REQUIREMENTS: Omit all images. Transcribe the rest of the material below exactly.

MATERIAL SUPPLIED:
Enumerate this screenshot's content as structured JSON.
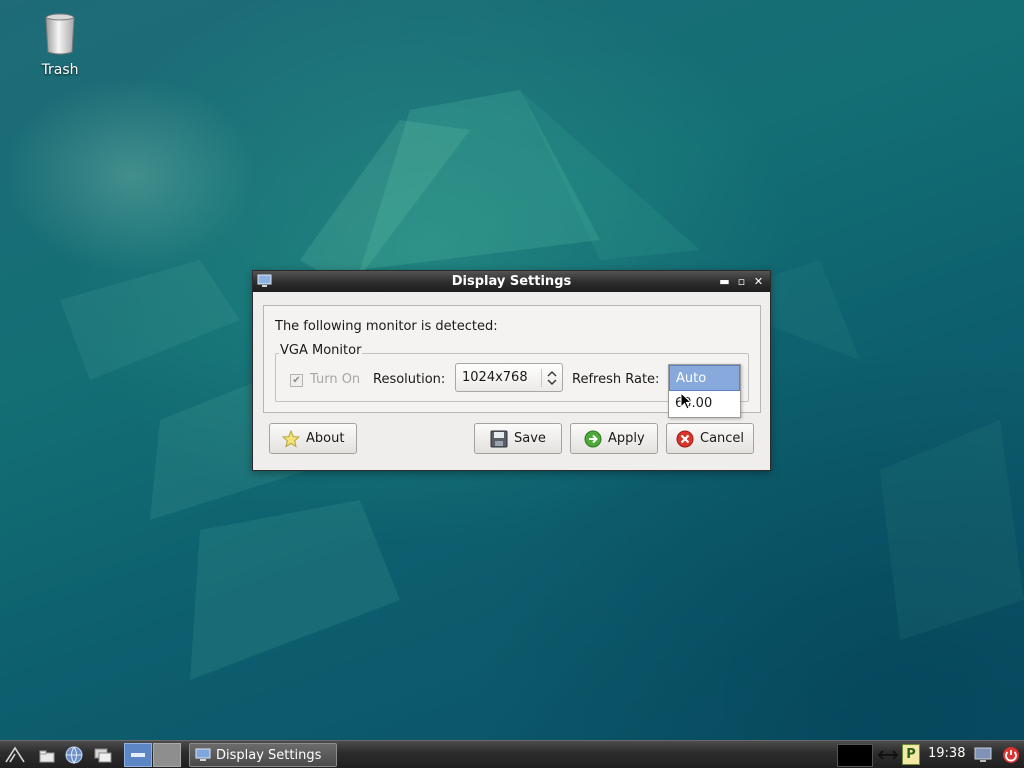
{
  "desktop": {
    "icons": [
      {
        "label": "Trash",
        "icon": "trash-icon"
      }
    ]
  },
  "window": {
    "title": "Display Settings",
    "icon": "monitor-icon",
    "controls": {
      "minimize": "minimize-icon",
      "maximize": "maximize-icon",
      "close": "close-icon"
    },
    "detected_text": "The following monitor is detected:",
    "group": {
      "title": "VGA Monitor",
      "turn_on": {
        "label": "Turn On",
        "checked": true,
        "enabled": false
      },
      "resolution_label": "Resolution:",
      "resolution_value": "1024x768",
      "refresh_label": "Refresh Rate:",
      "refresh_options": [
        "Auto",
        "60.00"
      ],
      "refresh_selected": "Auto"
    },
    "buttons": {
      "about": "About",
      "save": "Save",
      "apply": "Apply",
      "cancel": "Cancel"
    }
  },
  "taskbar": {
    "launchers": [
      "menu-icon",
      "file-manager-icon",
      "browser-icon",
      "desktop-switch-icon",
      "workspace-1-icon",
      "workspace-2-icon"
    ],
    "task_button": "Display Settings",
    "tray": [
      "cpu-monitor-icon",
      "network-icon",
      "clipboard-icon",
      "screen-icon",
      "power-icon"
    ],
    "clock": "19:38"
  },
  "colors": {
    "desktop_bg": "#136f74",
    "titlebar": "#2d2d2d",
    "dropdown_selection": "#88a9dc"
  }
}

SOLUTION TO THE EXERCISE:
Enumerate this screenshot's content as structured JSON.
{
  "desktop": {
    "icons": [
      {
        "label": "Trash",
        "icon": "trash-icon"
      }
    ]
  },
  "window": {
    "title": "Display Settings",
    "icon": "monitor-icon",
    "controls": {
      "minimize": "minimize-icon",
      "maximize": "maximize-icon",
      "close": "close-icon"
    },
    "detected_text": "The following monitor is detected:",
    "group": {
      "title": "VGA Monitor",
      "turn_on": {
        "label": "Turn On",
        "checked": true,
        "enabled": false
      },
      "resolution_label": "Resolution:",
      "resolution_value": "1024x768",
      "refresh_label": "Refresh Rate:",
      "refresh_options": [
        "Auto",
        "60.00"
      ],
      "refresh_selected": "Auto"
    },
    "buttons": {
      "about": "About",
      "save": "Save",
      "apply": "Apply",
      "cancel": "Cancel"
    }
  },
  "taskbar": {
    "launchers": [
      "menu-icon",
      "file-manager-icon",
      "browser-icon",
      "desktop-switch-icon",
      "workspace-1-icon",
      "workspace-2-icon"
    ],
    "task_button": "Display Settings",
    "tray": [
      "cpu-monitor-icon",
      "network-icon",
      "clipboard-icon",
      "screen-icon",
      "power-icon"
    ],
    "clock": "19:38"
  },
  "colors": {
    "desktop_bg": "#136f74",
    "titlebar": "#2d2d2d",
    "dropdown_selection": "#88a9dc"
  }
}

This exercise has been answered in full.